**TASK TO CARRY OUT**
Find the string "ntransformation" and gather every line that holds it.

**SUPPLIED ENTRIES**
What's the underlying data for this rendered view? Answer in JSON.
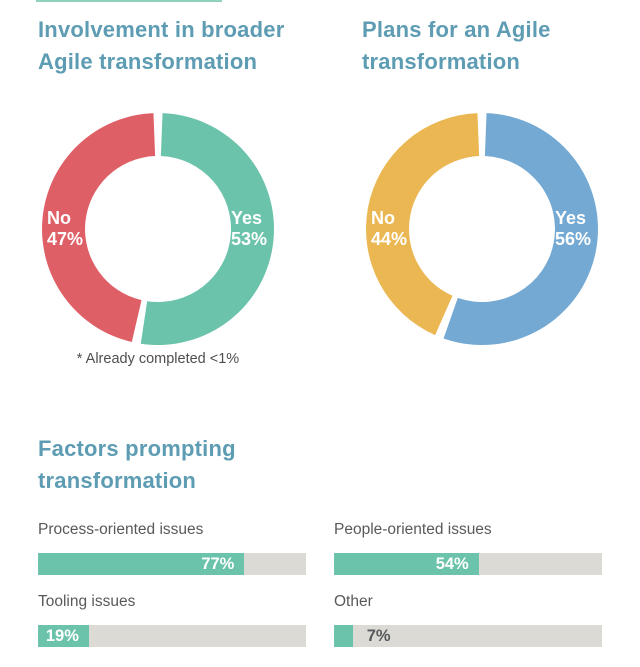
{
  "colors": {
    "heading": "#5d9cb3",
    "donut_teal": "#6cc3ab",
    "donut_red": "#df5f66",
    "donut_blue": "#73a9d3",
    "donut_orange": "#ebb753",
    "bar_fill": "#6cc3ab",
    "bar_track": "#dcdad4",
    "body_text": "#58595b"
  },
  "chart_data": [
    {
      "type": "donut",
      "title": "Involvement in broader\nAgile transformation",
      "footnote": "* Already completed <1%",
      "slices": [
        {
          "label": "Yes",
          "value": 53,
          "value_label": "53%",
          "color": "#6cc3ab"
        },
        {
          "label": "No",
          "value": 47,
          "value_label": "47%",
          "color": "#df5f66"
        }
      ]
    },
    {
      "type": "donut",
      "title": "Plans for an Agile\ntransformation",
      "slices": [
        {
          "label": "Yes",
          "value": 56,
          "value_label": "56%",
          "color": "#73a9d3"
        },
        {
          "label": "No",
          "value": 44,
          "value_label": "44%",
          "color": "#ebb753"
        }
      ]
    },
    {
      "type": "bar",
      "title": "Factors prompting\ntransformation",
      "categories": [
        "Process-oriented issues",
        "People-oriented issues",
        "Tooling issues",
        "Other"
      ],
      "values": [
        77,
        54,
        19,
        7
      ],
      "value_labels": [
        "77%",
        "54%",
        "19%",
        "7%"
      ],
      "xlim": [
        0,
        100
      ],
      "bar_color": "#6cc3ab",
      "track_color": "#dcdad4"
    }
  ]
}
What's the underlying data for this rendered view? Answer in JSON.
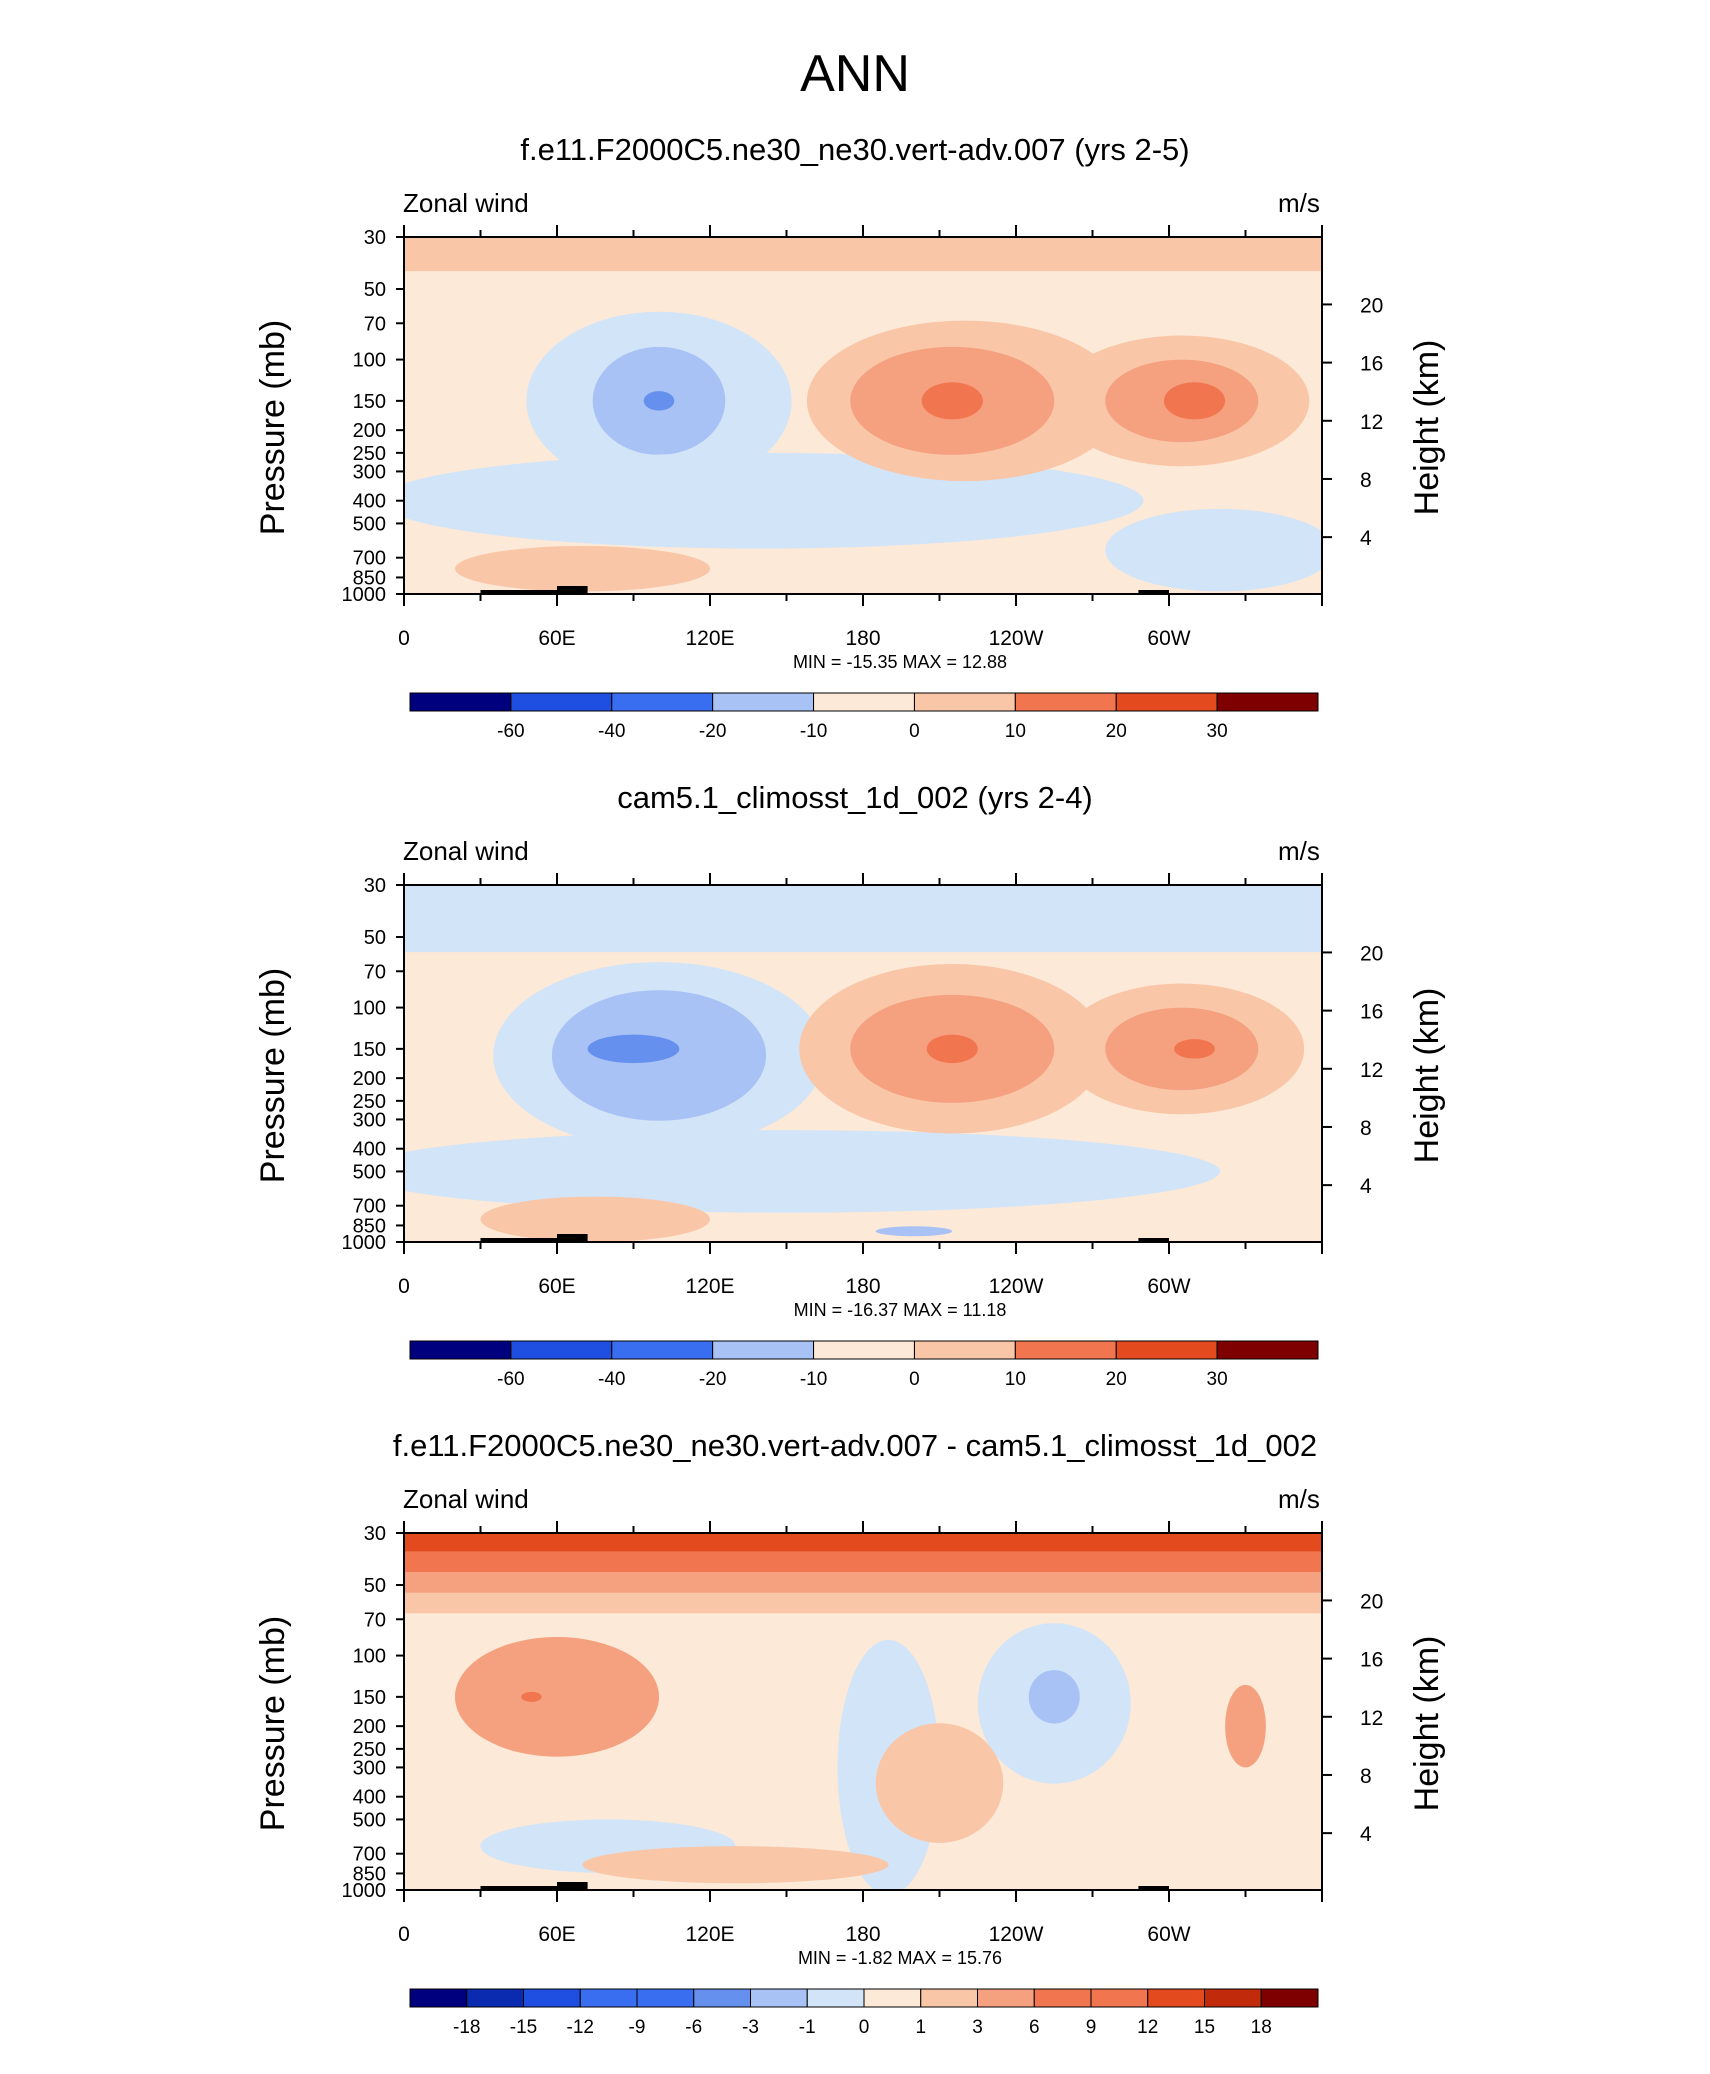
{
  "title": "ANN",
  "colors": {
    "scale": [
      "#00007f",
      "#0a2bb0",
      "#1f4fe0",
      "#3a6ef0",
      "#6690ee",
      "#a8c2f5",
      "#d2e4f8",
      "#fde9d7",
      "#f9c6a8",
      "#f5a07f",
      "#f1754f",
      "#e34b1e",
      "#c22a0c",
      "#7f0000"
    ],
    "topography": "#000000"
  },
  "chart_data": [
    {
      "type": "heatmap",
      "panel_title": "f.e11.F2000C5.ne30_ne30.vert-adv.007 (yrs 2-5)",
      "left_label": "Zonal wind",
      "right_label": "m/s",
      "ylabel": "Pressure (mb)",
      "y2label": "Height (km)",
      "pressure_ticks": [
        "30",
        "50",
        "70",
        "100",
        "150",
        "200",
        "250",
        "300",
        "400",
        "500",
        "700",
        "850",
        "1000"
      ],
      "height_ticks": [
        "20",
        "16",
        "12",
        "8",
        "4"
      ],
      "lon_ticks": [
        "0",
        "60E",
        "120E",
        "180",
        "120W",
        "60W"
      ],
      "min": -15.35,
      "max": 12.88,
      "minmax_text": "MIN = -15.35  MAX =  12.88",
      "colorbar_labels": [
        "-60",
        "-40",
        "-20",
        "-10",
        "0",
        "10",
        "20",
        "30"
      ]
    },
    {
      "type": "heatmap",
      "panel_title": "cam5.1_climosst_1d_002 (yrs 2-4)",
      "left_label": "Zonal wind",
      "right_label": "m/s",
      "ylabel": "Pressure (mb)",
      "y2label": "Height (km)",
      "pressure_ticks": [
        "30",
        "50",
        "70",
        "100",
        "150",
        "200",
        "250",
        "300",
        "400",
        "500",
        "700",
        "850",
        "1000"
      ],
      "height_ticks": [
        "20",
        "16",
        "12",
        "8",
        "4"
      ],
      "lon_ticks": [
        "0",
        "60E",
        "120E",
        "180",
        "120W",
        "60W"
      ],
      "min": -16.37,
      "max": 11.18,
      "minmax_text": "MIN = -16.37  MAX =  11.18",
      "colorbar_labels": [
        "-60",
        "-40",
        "-20",
        "-10",
        "0",
        "10",
        "20",
        "30"
      ]
    },
    {
      "type": "heatmap",
      "panel_title": "f.e11.F2000C5.ne30_ne30.vert-adv.007 - cam5.1_climosst_1d_002",
      "left_label": "Zonal wind",
      "right_label": "m/s",
      "ylabel": "Pressure (mb)",
      "y2label": "Height (km)",
      "pressure_ticks": [
        "30",
        "50",
        "70",
        "100",
        "150",
        "200",
        "250",
        "300",
        "400",
        "500",
        "700",
        "850",
        "1000"
      ],
      "height_ticks": [
        "20",
        "16",
        "12",
        "8",
        "4"
      ],
      "lon_ticks": [
        "0",
        "60E",
        "120E",
        "180",
        "120W",
        "60W"
      ],
      "min": -1.82,
      "max": 15.76,
      "minmax_text": "MIN =  -1.82  MAX =  15.76",
      "colorbar_labels": [
        "-18",
        "-15",
        "-12",
        "-9",
        "-6",
        "-3",
        "-1",
        "0",
        "1",
        "3",
        "6",
        "9",
        "12",
        "15",
        "18"
      ]
    }
  ]
}
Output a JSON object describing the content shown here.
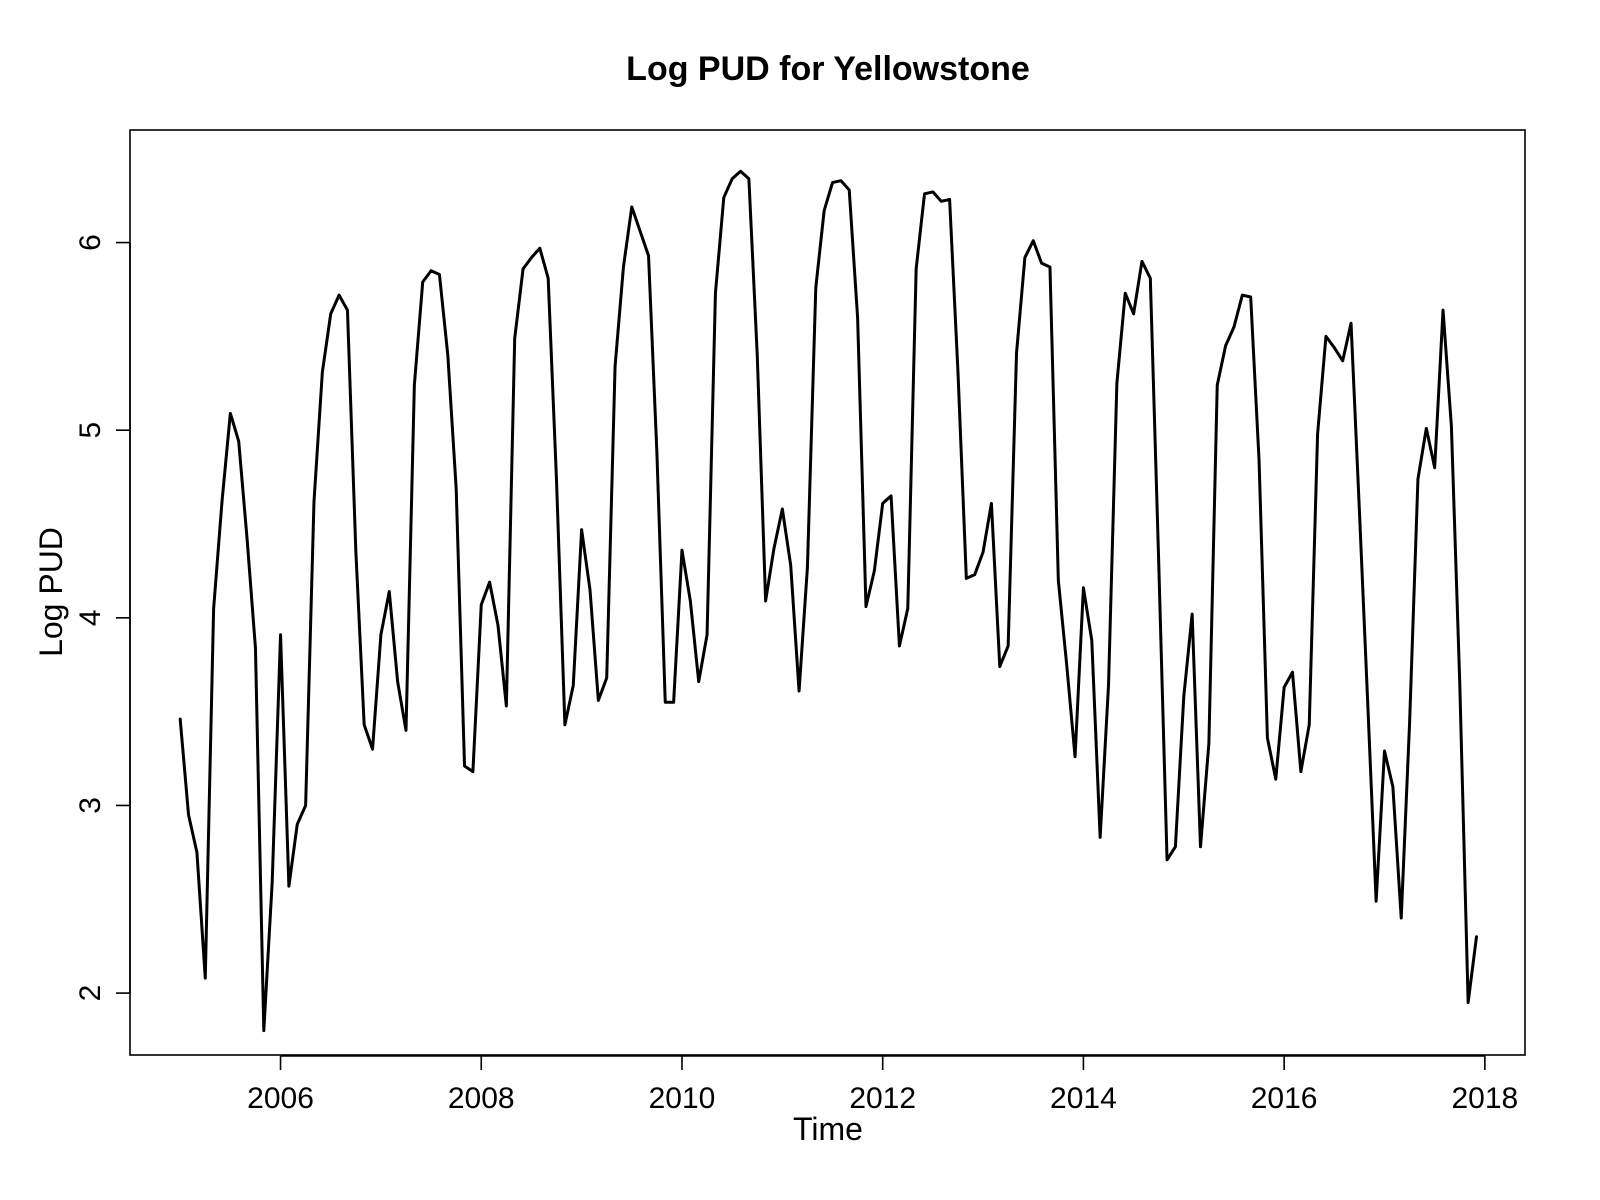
{
  "chart_data": {
    "type": "line",
    "title": "Log PUD for Yellowstone",
    "xlabel": "Time",
    "ylabel": "Log PUD",
    "xlim": [
      2004.5,
      2018.4
    ],
    "ylim": [
      1.67,
      6.6
    ],
    "x_ticks": [
      2006,
      2008,
      2010,
      2012,
      2014,
      2016,
      2018
    ],
    "y_ticks": [
      2,
      3,
      4,
      5,
      6
    ],
    "grid": false,
    "line_color": "#000000",
    "series": [
      {
        "start_year": 2005,
        "frequency": 12,
        "values": [
          3.46,
          2.95,
          2.75,
          2.08,
          4.05,
          4.62,
          5.09,
          4.94,
          4.42,
          3.84,
          1.8,
          2.59,
          3.91,
          2.57,
          2.9,
          3.0,
          4.62,
          5.31,
          5.62,
          5.72,
          5.64,
          4.36,
          3.43,
          3.3,
          3.91,
          4.14,
          3.66,
          3.4,
          5.24,
          5.79,
          5.85,
          5.83,
          5.4,
          4.69,
          3.21,
          3.18,
          4.07,
          4.19,
          3.96,
          3.53,
          5.49,
          5.86,
          5.92,
          5.97,
          5.81,
          4.73,
          3.43,
          3.64,
          4.47,
          4.15,
          3.56,
          3.68,
          5.34,
          5.87,
          6.19,
          6.06,
          5.93,
          4.88,
          3.55,
          3.55,
          4.36,
          4.09,
          3.66,
          3.91,
          5.73,
          6.24,
          6.34,
          6.38,
          6.34,
          5.4,
          4.09,
          4.37,
          4.58,
          4.28,
          3.61,
          4.27,
          5.76,
          6.17,
          6.32,
          6.33,
          6.28,
          5.6,
          4.06,
          4.25,
          4.61,
          4.65,
          3.85,
          4.05,
          5.86,
          6.26,
          6.27,
          6.22,
          6.23,
          5.31,
          4.21,
          4.23,
          4.35,
          4.61,
          3.74,
          3.85,
          5.41,
          5.92,
          6.01,
          5.89,
          5.87,
          4.2,
          3.75,
          3.26,
          4.16,
          3.88,
          2.83,
          3.64,
          5.25,
          5.73,
          5.62,
          5.9,
          5.81,
          4.3,
          2.71,
          2.78,
          3.58,
          4.02,
          2.78,
          3.33,
          5.24,
          5.45,
          5.55,
          5.72,
          5.71,
          4.84,
          3.36,
          3.14,
          3.63,
          3.71,
          3.18,
          3.43,
          4.98,
          5.5,
          5.44,
          5.37,
          5.57,
          4.57,
          3.54,
          2.49,
          3.29,
          3.1,
          2.4,
          3.44,
          4.74,
          5.01,
          4.8,
          5.64,
          5.02,
          3.65,
          1.95,
          2.3
        ]
      }
    ]
  }
}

**WORKED SOLUTION**
      "title": "Plans for an Agile\ntransformation",
      "title": "Factors prompting\ntransformation",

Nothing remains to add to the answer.